─── Dataset excerpts ───

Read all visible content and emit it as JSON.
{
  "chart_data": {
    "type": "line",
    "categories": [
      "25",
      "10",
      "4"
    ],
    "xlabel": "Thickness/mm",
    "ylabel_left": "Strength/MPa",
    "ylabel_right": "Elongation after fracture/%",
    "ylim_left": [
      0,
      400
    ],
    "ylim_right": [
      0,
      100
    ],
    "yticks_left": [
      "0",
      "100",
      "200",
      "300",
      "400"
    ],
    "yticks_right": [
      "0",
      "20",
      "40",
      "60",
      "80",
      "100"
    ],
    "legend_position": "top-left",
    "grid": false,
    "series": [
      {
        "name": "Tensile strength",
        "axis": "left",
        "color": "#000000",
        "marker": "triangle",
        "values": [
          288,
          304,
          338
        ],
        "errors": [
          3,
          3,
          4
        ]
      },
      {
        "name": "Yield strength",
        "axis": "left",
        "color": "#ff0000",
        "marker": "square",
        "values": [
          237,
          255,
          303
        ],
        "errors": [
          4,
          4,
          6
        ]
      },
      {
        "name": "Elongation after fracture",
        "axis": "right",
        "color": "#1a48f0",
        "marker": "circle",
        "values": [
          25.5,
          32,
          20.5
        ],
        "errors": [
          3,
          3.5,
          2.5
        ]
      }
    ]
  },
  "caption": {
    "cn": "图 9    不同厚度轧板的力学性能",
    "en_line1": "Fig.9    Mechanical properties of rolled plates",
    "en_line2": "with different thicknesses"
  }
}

───

What you are asked to do:
Write down only how many lines in the listing contain the word "after".

Written answer:
2